◆ PROBLEM DESCRIPTION ◆
Translate this sentence from the soup recipe below into Spanish: "Stir in minced garlic and cook for 1 minute until fragrant."

One-Pot Chicken Veggie Soup (Printable)

Nourishing blend of tender chicken, fresh veggies, herbs, and lemon for a wholesome and warming meal.

# What You'll Need:

→ Proteins

01 - 2 boneless, skinless chicken breasts (about 12.3 oz), cut into bite-sized pieces

→ Vegetables

02 - 2 medium carrots, peeled and sliced
03 - 2 celery stalks, sliced
04 - 1 medium zucchini, diced
05 - 1 small onion, finely chopped
06 - 3 garlic cloves, minced
07 - 5.3 oz baby spinach
08 - 1 small potato, peeled and diced (optional)

→ Liquids

09 - 6 cups low-sodium chicken broth
10 - 1 cup water
11 - Juice of 1 lemon, plus extra lemon wedges for serving

→ Herbs and Seasonings

12 - 1 bay leaf
13 - 1 teaspoon dried thyme or 1 tablespoon fresh thyme leaves
14 - 1/2 teaspoon dried oregano
15 - 1/4 cup fresh parsley, chopped
16 - 2 tablespoons fresh dill, chopped
17 - Salt and freshly ground black pepper to taste

→ Oils

18 - 1 tablespoon olive oil

# How to Make It:

01 - Heat olive oil in a large soup pot over medium heat. Add onion, carrots, and celery; sauté for 5 minutes until just beginning to soften.
02 - Stir in minced garlic and cook for 1 minute until fragrant.
03 - Add chicken pieces and cook, stirring occasionally, until lightly browned on all sides, approximately 3-4 minutes.
04 - Pour in chicken broth and water. Add potato if using, zucchini, bay leaf, thyme, and oregano. Season with salt and pepper to taste.
05 - Bring to a gentle boil, then reduce heat to low, cover, and simmer for 20 minutes until vegetables are tender and chicken is cooked through.
06 - Add spinach, parsley, and dill. Simmer for an additional 3-4 minutes until spinach is completely wilted.
07 - Stir in lemon juice. Taste and adjust seasoning as needed.
08 - Remove bay leaf. Ladle into bowls and serve hot, garnished with additional fresh herbs and lemon wedges if desired.

# Expert Tips:

01 -
  • Nutrient-Dense: Loaded with fresh carrots, celery, zucchini, and spinach for a vitamin boost.
  • One-Pot Ease: Minimal cleanup with everything cooked in a single large pot.
  • Bright and Flavorful: Fresh lemon juice and herbs like dill and parsley provide a refreshing finish.
  • Dietary Friendly: Naturally gluten-free and dairy-free.
02 -
  • Fresh is Best: Whenever possible, use fresh thyme and dill to enhance the aromatic quality of the broth.
  • Check Your Broth: If using store-bought broth, always check the label to ensure it is gluten-free and low in sodium to control the seasoning.
  • Storage: Flavors meld beautifully after a day in the fridge, making this an excellent meal-prep option.

◆ LISTED ENTRIES ◆
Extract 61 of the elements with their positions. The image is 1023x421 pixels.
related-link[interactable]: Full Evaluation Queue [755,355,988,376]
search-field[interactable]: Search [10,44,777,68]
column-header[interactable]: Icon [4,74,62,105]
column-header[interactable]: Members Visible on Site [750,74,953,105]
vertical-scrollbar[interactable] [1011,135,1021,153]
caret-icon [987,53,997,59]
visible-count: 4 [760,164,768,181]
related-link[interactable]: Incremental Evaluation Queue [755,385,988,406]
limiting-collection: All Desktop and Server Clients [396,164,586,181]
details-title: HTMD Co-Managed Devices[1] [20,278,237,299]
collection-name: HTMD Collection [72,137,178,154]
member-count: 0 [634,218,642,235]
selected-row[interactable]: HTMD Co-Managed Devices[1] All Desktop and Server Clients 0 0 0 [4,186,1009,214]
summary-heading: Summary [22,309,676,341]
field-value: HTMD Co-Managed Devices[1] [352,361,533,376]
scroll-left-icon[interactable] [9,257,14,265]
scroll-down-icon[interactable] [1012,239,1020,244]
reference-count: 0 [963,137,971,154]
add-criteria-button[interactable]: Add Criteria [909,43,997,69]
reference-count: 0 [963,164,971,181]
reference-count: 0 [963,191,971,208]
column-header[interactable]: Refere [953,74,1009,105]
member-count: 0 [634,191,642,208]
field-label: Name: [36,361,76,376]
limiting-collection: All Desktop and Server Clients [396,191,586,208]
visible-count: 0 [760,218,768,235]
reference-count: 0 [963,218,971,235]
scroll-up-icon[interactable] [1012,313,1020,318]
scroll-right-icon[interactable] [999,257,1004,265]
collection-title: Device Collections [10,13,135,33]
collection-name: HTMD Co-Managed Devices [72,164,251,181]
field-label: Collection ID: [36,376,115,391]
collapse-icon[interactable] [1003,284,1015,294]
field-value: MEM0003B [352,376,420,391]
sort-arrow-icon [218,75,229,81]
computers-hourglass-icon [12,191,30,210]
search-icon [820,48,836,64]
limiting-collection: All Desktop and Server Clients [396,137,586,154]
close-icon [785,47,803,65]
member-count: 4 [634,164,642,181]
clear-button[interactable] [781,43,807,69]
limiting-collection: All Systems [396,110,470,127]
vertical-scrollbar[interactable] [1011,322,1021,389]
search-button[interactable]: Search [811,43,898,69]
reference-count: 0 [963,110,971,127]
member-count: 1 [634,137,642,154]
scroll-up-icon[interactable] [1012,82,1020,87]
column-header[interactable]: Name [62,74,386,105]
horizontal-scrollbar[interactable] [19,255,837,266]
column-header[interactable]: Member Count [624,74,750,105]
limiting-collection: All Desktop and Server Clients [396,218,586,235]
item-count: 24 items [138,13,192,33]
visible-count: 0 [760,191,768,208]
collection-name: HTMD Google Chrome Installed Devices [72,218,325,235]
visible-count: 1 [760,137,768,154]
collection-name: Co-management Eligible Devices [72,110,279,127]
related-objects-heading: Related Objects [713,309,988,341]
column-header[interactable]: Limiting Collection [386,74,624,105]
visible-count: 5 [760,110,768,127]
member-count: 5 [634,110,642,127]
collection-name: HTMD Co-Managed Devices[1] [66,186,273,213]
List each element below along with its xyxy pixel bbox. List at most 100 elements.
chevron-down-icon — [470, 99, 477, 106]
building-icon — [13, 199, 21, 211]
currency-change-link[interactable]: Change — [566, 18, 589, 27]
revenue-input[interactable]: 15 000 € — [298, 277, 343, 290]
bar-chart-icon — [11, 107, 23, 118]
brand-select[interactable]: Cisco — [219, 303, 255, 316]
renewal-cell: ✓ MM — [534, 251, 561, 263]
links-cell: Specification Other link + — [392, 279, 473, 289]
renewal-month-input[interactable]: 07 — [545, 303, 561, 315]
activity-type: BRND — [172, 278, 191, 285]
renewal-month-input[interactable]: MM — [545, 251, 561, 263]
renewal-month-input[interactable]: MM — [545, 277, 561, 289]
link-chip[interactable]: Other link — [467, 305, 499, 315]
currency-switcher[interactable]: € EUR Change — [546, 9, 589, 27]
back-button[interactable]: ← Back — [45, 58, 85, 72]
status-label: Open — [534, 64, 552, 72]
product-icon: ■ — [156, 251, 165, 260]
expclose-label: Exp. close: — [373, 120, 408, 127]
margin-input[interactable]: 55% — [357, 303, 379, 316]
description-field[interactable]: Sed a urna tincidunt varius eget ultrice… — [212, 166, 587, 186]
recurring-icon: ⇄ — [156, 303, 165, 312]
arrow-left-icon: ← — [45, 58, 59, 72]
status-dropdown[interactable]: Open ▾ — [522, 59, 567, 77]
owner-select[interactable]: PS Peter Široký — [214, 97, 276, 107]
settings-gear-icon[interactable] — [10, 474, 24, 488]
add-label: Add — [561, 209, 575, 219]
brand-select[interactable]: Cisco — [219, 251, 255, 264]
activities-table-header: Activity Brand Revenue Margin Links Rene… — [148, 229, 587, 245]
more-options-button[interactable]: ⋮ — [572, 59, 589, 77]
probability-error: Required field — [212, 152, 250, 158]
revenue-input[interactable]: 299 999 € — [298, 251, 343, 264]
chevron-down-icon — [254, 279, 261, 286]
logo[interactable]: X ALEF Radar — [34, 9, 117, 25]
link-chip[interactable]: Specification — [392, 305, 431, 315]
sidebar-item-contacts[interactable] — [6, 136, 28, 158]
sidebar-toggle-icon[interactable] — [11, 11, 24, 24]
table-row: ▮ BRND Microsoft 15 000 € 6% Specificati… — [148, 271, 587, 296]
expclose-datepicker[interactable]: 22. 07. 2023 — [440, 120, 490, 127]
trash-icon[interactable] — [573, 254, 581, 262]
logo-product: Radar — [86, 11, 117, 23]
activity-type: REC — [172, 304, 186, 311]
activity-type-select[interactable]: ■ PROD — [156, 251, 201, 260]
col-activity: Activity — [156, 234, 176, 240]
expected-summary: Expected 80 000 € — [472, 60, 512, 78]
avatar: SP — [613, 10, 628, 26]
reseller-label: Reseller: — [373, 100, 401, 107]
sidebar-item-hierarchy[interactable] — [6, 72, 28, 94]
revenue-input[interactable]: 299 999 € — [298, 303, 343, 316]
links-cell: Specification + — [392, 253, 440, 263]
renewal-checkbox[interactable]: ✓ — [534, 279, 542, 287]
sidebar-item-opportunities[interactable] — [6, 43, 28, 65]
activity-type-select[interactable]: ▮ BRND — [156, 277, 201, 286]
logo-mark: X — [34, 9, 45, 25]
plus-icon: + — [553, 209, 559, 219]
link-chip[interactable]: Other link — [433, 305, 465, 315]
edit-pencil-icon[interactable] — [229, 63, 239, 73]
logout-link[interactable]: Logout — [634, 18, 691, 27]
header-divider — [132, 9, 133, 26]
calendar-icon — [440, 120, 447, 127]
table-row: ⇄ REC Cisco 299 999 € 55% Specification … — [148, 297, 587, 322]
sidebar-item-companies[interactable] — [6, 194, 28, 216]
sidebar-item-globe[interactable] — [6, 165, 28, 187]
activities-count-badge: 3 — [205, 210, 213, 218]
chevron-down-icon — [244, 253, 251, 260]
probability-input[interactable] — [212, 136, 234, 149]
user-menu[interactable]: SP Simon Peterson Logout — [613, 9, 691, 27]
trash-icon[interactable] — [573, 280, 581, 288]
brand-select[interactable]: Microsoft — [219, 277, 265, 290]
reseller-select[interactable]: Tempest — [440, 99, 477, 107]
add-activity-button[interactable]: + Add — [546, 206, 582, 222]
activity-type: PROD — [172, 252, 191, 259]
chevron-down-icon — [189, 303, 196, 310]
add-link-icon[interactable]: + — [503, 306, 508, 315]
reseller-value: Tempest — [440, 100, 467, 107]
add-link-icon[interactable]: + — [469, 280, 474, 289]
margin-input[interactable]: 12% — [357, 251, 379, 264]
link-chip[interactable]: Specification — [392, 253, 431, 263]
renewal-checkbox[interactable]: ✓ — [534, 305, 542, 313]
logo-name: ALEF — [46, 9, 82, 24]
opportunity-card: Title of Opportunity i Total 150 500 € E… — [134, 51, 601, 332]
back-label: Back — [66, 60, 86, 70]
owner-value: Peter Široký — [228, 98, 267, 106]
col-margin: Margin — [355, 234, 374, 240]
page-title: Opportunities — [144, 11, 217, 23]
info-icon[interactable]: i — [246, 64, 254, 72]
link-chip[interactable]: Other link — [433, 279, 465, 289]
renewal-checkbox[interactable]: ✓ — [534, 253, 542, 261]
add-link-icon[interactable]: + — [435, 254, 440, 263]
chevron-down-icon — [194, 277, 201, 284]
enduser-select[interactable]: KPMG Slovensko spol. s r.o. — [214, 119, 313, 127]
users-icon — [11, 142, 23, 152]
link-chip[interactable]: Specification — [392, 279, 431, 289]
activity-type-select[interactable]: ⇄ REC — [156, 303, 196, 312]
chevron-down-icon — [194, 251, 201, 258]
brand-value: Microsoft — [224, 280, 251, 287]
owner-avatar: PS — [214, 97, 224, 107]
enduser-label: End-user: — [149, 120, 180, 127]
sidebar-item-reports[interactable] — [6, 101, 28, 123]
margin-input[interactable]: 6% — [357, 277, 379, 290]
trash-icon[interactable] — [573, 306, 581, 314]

◆ EXERCISE RESPONSE ◆
Incorpore el ajo picado y cocine durante 1 minuto hasta que esté fragante.